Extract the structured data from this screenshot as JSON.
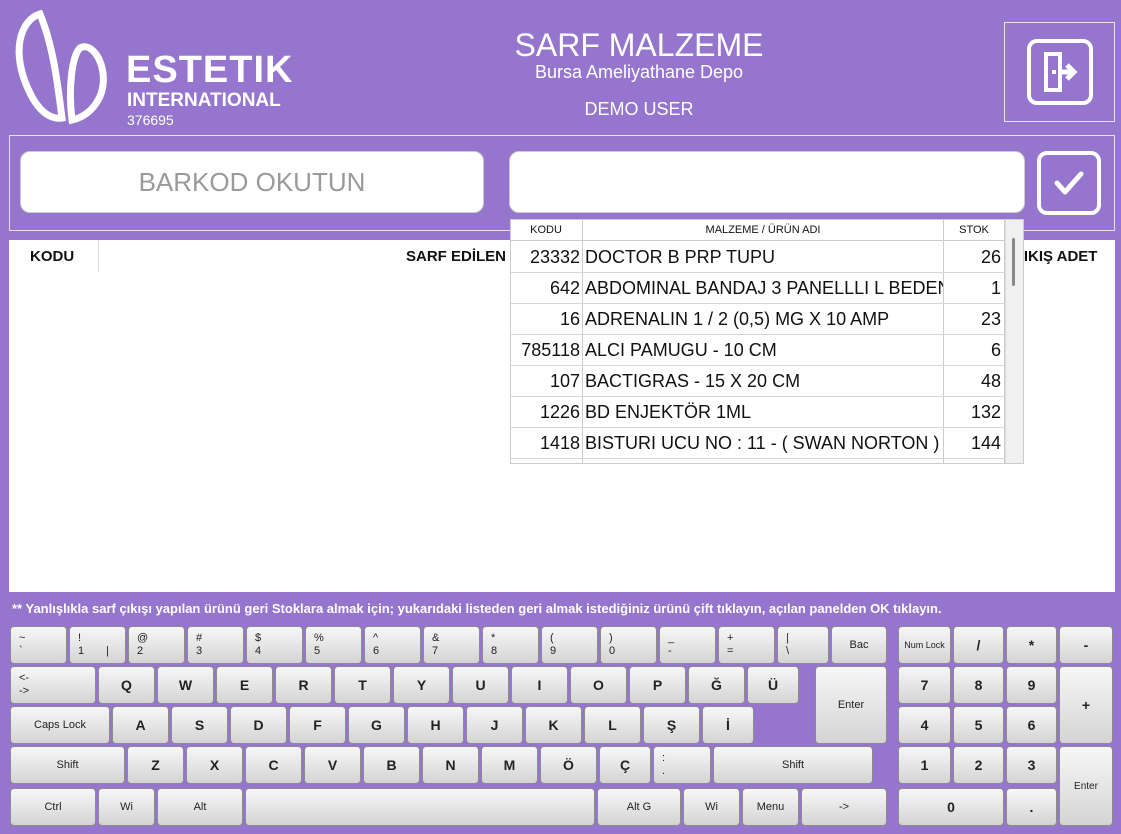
{
  "brand": {
    "name": "ESTETIK",
    "sub": "INTERNATIONAL",
    "code": "376695"
  },
  "header": {
    "title": "SARF MALZEME",
    "subtitle": "Bursa Ameliyathane Depo",
    "user": "DEMO USER"
  },
  "icons": {
    "exit": "exit-door-icon",
    "confirm": "checkmark-icon"
  },
  "scan": {
    "barcode_placeholder": "BARKOD OKUTUN",
    "search_value": ""
  },
  "main_table": {
    "columns": [
      "KODU",
      "SARF EDİLEN",
      "ÇIKIŞ ADET"
    ]
  },
  "dropdown": {
    "columns": [
      "KODU",
      "MALZEME / ÜRÜN ADI",
      "STOK"
    ],
    "rows": [
      {
        "code": "23332",
        "name": " DOCTOR B  PRP TUPU",
        "stock": "26"
      },
      {
        "code": "642",
        "name": "ABDOMINAL BANDAJ 3 PANELLLI L BEDEN",
        "stock": "1"
      },
      {
        "code": "16",
        "name": "ADRENALIN 1 / 2 (0,5) MG X 10 AMP",
        "stock": "23"
      },
      {
        "code": "785118",
        "name": "ALCI PAMUGU - 10 CM",
        "stock": "6"
      },
      {
        "code": "107",
        "name": "BACTIGRAS - 15 X 20 CM",
        "stock": "48"
      },
      {
        "code": "1226",
        "name": "BD ENJEKTÖR 1ML",
        "stock": "132"
      },
      {
        "code": "1418",
        "name": "BISTURI UCU NO : 11 - ( SWAN NORTON )",
        "stock": "144"
      }
    ]
  },
  "note": "** Yanlışlıkla sarf çıkışı yapılan ürünü geri Stoklara almak için; yukarıdaki listeden geri almak istediğiniz ürünü çift tıklayın, açılan panelden OK tıklayın.",
  "keyboard": {
    "num_row": [
      {
        "top": "~",
        "bot": "`"
      },
      {
        "top": "!",
        "bot": "1"
      },
      {
        "top": "@",
        "bot": "2"
      },
      {
        "top": "#",
        "bot": "3"
      },
      {
        "top": "$",
        "bot": "4"
      },
      {
        "top": "%",
        "bot": "5"
      },
      {
        "top": "^",
        "bot": "6"
      },
      {
        "top": "&",
        "bot": "7"
      },
      {
        "top": "*",
        "bot": "8"
      },
      {
        "top": "(",
        "bot": "9"
      },
      {
        "top": ")",
        "bot": "0"
      },
      {
        "top": "_",
        "bot": "-"
      },
      {
        "top": "+",
        "bot": "="
      },
      {
        "top": "|",
        "bot": "\\"
      }
    ],
    "pipe_mark": "|",
    "bac": "Bac",
    "tab": {
      "top": "<-",
      "bot": "->"
    },
    "row_q": [
      "Q",
      "W",
      "E",
      "R",
      "T",
      "Y",
      "U",
      "I",
      "O",
      "P",
      "Ğ",
      "Ü"
    ],
    "enter": "Enter",
    "caps": "Caps Lock",
    "row_a": [
      "A",
      "S",
      "D",
      "F",
      "G",
      "H",
      "J",
      "K",
      "L",
      "Ş",
      "İ"
    ],
    "shift": "Shift",
    "row_z": [
      "Z",
      "X",
      "C",
      "V",
      "B",
      "N",
      "M",
      "Ö",
      "Ç"
    ],
    "dot_key": {
      "top": ":",
      "bot": "."
    },
    "ctrl": "Ctrl",
    "win": "Wi",
    "alt": "Alt",
    "space": "",
    "altg": "Alt G",
    "menu": "Menu",
    "arrow": "->",
    "numpad": {
      "numlock": "Num Lock",
      "div": "/",
      "mul": "*",
      "sub": "-",
      "r1": [
        "7",
        "8",
        "9"
      ],
      "add": "+",
      "r2": [
        "4",
        "5",
        "6"
      ],
      "r3": [
        "1",
        "2",
        "3"
      ],
      "enter": "Enter",
      "zero": "0",
      "dot": "."
    }
  }
}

......

Aim: From the entries, copy out each line containing the word "MALZEME".

The solution:
    "title": "SARF MALZEME",
      "MALZEME / ÜRÜN ADI",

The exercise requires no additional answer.